(begin)
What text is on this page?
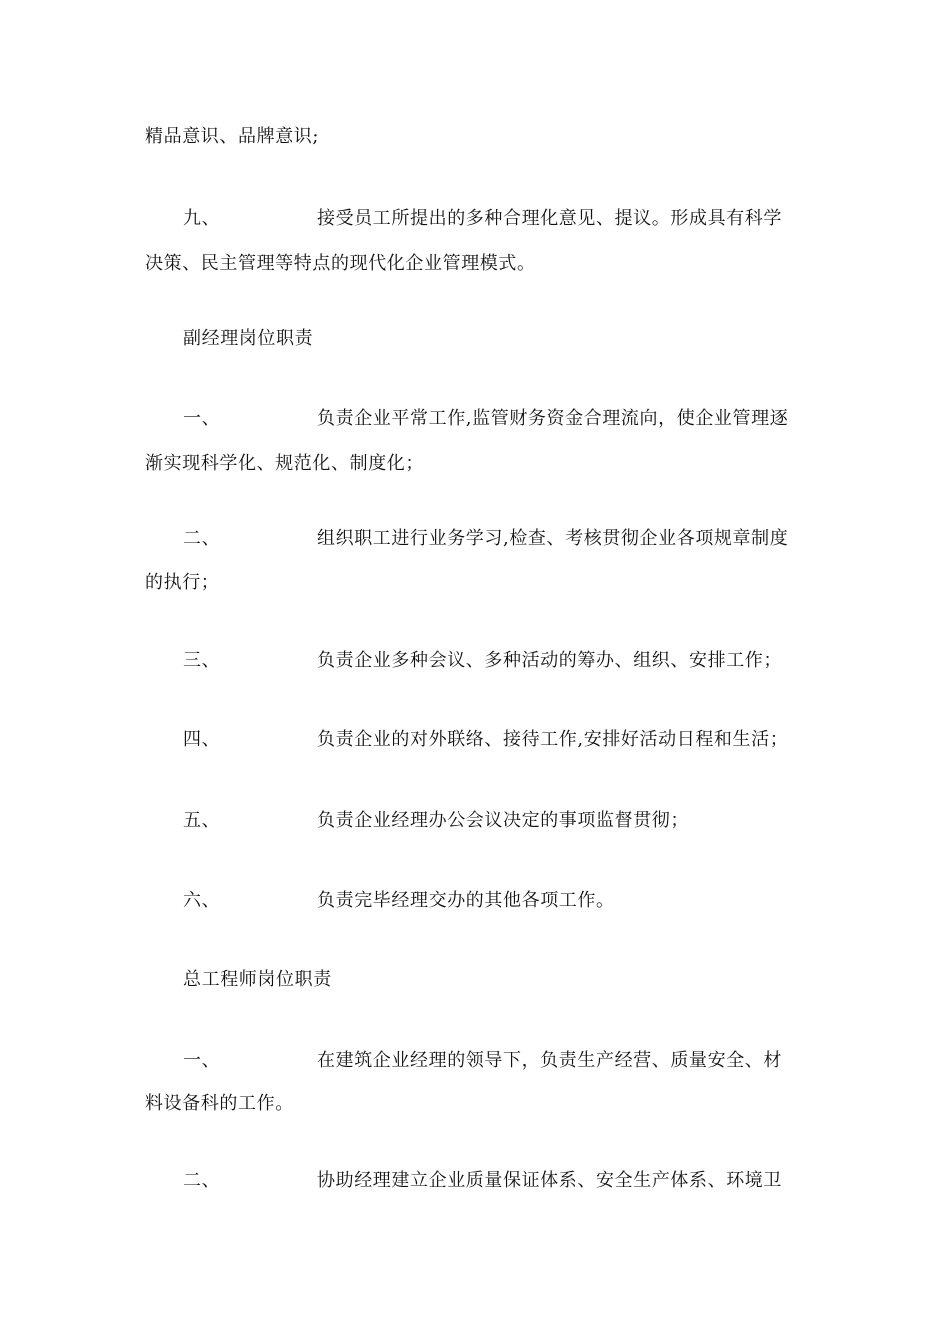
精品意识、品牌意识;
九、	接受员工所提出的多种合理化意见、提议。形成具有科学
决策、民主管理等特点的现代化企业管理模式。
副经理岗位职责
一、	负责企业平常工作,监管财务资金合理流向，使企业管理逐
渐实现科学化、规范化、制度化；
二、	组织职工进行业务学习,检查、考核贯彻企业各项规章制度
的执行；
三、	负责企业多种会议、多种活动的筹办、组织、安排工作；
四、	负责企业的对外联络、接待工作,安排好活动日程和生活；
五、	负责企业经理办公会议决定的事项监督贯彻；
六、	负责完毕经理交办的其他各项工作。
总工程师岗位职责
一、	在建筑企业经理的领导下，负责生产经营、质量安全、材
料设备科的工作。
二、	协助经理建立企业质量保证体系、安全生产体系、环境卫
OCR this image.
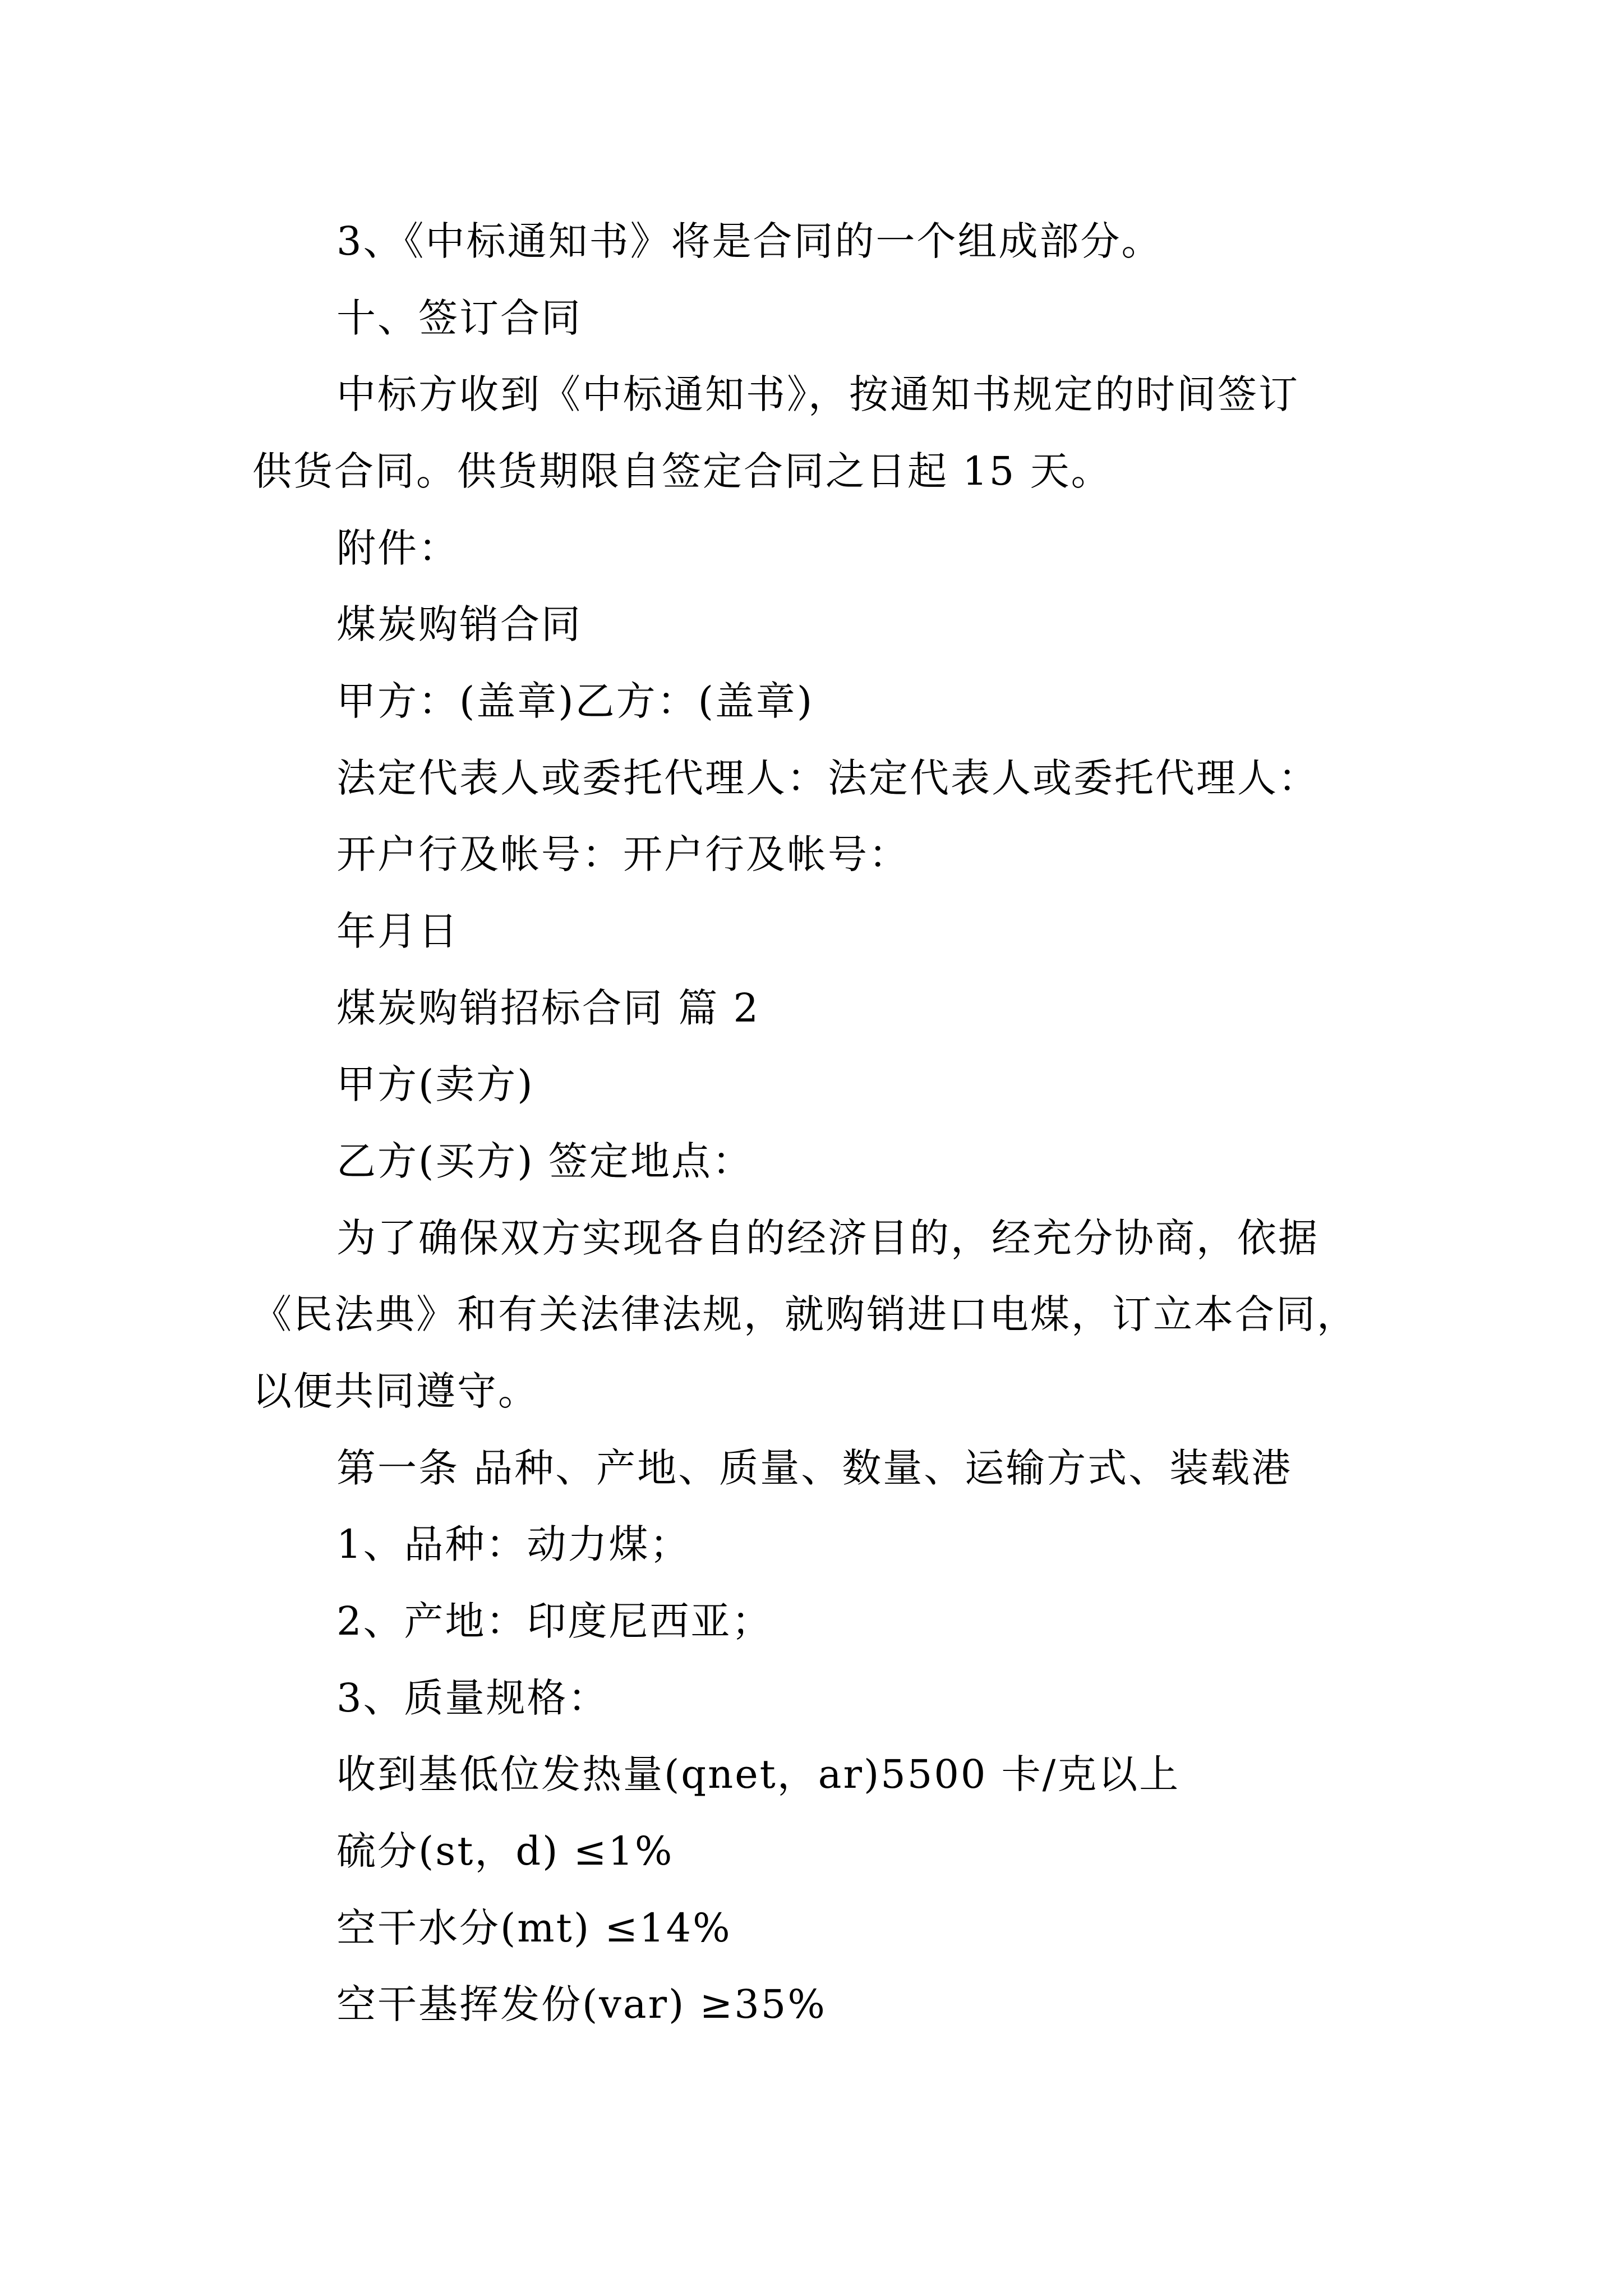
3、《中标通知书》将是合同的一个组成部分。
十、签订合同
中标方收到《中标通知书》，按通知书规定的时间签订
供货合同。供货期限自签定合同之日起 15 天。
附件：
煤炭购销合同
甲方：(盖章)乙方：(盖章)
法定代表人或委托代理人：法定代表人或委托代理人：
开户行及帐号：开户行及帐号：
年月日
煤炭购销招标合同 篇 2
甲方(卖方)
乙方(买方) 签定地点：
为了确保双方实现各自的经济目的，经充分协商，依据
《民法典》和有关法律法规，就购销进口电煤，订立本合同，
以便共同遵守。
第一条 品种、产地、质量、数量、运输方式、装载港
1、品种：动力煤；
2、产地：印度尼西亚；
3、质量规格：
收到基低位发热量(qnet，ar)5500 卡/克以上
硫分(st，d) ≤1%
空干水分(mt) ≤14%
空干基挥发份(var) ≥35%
(end)
(begin)
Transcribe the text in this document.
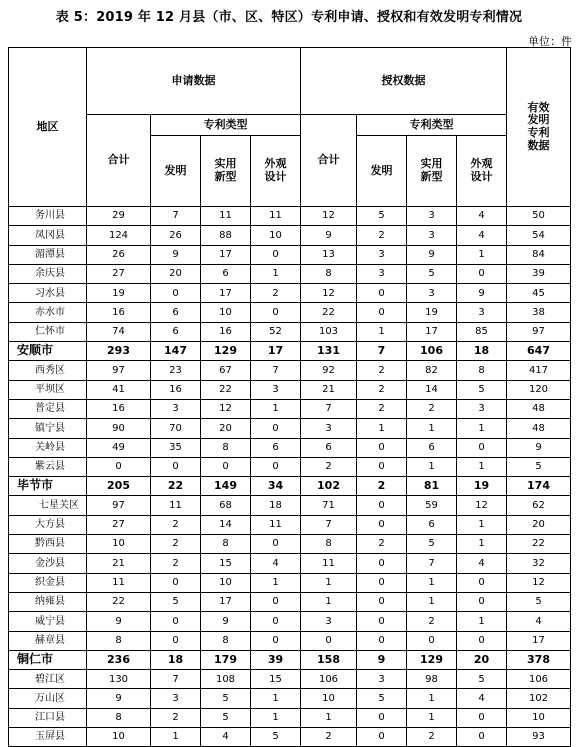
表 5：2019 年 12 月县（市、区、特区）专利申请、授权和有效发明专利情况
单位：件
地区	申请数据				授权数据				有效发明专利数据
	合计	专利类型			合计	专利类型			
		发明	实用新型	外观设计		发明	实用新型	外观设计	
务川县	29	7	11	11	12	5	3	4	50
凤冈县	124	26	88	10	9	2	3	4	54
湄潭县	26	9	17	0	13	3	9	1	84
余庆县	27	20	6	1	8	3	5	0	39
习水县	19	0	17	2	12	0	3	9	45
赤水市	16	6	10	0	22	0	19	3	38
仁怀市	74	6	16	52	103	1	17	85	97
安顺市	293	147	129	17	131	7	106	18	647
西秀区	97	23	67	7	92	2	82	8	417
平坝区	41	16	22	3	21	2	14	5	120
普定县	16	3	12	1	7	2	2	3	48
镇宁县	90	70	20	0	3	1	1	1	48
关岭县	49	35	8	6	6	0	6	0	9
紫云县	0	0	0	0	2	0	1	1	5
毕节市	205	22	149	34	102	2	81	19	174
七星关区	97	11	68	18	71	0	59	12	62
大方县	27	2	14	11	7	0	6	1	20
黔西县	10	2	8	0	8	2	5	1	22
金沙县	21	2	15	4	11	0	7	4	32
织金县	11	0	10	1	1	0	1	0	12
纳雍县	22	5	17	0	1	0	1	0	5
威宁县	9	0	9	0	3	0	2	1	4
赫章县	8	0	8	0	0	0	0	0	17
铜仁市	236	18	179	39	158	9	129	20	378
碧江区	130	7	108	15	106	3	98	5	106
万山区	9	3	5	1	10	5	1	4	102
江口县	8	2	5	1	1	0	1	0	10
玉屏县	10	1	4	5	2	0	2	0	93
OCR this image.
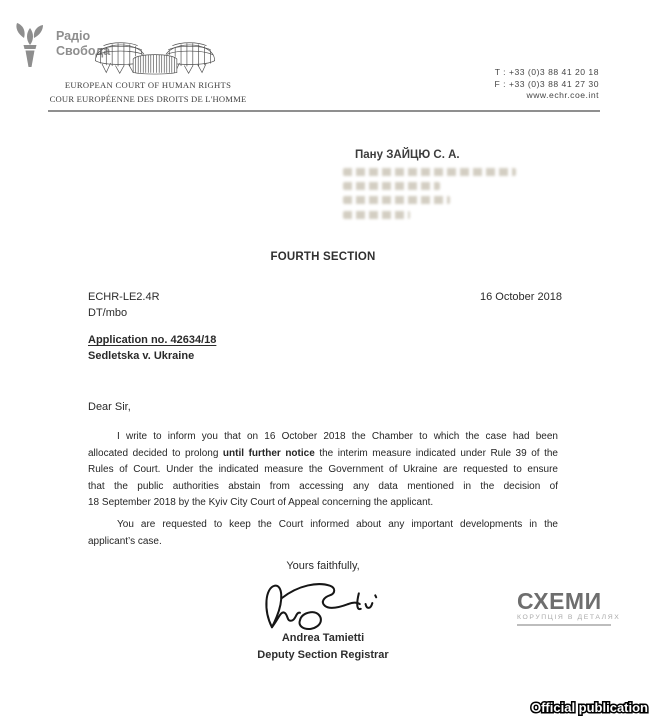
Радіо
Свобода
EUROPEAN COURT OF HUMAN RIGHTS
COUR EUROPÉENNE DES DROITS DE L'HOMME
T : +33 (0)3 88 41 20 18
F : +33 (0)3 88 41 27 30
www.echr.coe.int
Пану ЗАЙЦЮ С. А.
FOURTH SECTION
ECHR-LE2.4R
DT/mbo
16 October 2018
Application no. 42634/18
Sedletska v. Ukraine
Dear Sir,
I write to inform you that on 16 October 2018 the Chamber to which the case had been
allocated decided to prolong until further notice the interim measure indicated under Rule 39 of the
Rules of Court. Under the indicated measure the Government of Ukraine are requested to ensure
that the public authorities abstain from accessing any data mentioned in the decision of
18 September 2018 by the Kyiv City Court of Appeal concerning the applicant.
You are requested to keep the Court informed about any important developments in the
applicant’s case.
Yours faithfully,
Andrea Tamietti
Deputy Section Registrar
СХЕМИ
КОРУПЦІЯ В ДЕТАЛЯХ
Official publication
(end)
**Your goal:**
Lines of the material that contain the word "measure" are to be gathered.

**Written solution:**
allocated decided to prolong until further notice the interim measure indicated under Rule 39 of the
Rules of Court. Under the indicated measure the Government of Ukraine are requested to ensure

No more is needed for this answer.